TASK REQUIREMENTS: Look through the data below and return each line where "před" appears.

DATA EXTRACT:
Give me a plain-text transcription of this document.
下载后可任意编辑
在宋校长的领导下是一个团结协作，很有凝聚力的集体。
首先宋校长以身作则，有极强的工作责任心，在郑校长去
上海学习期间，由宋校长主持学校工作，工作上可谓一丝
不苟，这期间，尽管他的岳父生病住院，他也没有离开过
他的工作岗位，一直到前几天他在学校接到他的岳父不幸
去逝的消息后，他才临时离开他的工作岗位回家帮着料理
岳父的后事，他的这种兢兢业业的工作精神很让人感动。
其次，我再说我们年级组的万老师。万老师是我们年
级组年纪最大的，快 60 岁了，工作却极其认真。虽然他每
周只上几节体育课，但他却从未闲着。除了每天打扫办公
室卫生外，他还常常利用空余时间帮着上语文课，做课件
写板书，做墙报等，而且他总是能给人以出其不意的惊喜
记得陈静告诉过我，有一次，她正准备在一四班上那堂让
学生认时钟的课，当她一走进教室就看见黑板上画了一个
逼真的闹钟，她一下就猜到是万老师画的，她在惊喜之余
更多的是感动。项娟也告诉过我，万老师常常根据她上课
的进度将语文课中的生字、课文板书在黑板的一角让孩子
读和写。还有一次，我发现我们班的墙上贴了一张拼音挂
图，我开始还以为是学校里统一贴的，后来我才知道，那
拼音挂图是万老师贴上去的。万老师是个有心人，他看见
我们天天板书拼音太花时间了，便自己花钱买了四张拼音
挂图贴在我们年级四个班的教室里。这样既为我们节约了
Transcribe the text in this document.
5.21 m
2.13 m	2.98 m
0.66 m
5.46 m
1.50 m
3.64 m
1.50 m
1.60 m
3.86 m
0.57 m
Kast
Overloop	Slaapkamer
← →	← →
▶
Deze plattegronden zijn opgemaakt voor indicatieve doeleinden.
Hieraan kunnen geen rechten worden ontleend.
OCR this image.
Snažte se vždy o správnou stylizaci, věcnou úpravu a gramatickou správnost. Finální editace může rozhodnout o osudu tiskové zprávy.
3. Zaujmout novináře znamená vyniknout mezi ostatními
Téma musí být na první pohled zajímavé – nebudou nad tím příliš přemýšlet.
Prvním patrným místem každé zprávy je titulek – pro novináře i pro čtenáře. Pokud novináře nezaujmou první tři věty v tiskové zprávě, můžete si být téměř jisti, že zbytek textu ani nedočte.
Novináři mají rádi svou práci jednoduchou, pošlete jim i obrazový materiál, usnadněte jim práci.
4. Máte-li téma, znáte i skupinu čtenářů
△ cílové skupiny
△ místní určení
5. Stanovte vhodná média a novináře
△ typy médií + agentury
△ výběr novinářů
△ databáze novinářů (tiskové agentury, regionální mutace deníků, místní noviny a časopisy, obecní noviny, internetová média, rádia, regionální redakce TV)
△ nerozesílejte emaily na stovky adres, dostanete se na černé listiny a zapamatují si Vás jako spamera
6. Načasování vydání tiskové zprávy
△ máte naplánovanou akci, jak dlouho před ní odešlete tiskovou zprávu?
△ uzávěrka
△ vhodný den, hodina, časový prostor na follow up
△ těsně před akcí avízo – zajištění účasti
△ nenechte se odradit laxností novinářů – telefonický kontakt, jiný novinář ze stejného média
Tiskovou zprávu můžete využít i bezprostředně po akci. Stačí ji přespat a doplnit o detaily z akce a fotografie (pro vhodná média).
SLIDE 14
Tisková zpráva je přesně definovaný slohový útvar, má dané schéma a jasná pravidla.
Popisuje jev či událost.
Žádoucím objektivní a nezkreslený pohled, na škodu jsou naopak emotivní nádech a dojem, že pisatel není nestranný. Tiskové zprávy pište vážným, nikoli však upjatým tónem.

ANSWER TO THIS PROBLEM:
△ máte naplánovanou akci, jak dlouho před ní odešlete tiskovou zprávu?
△ těsně před akcí avízo – zajištění účasti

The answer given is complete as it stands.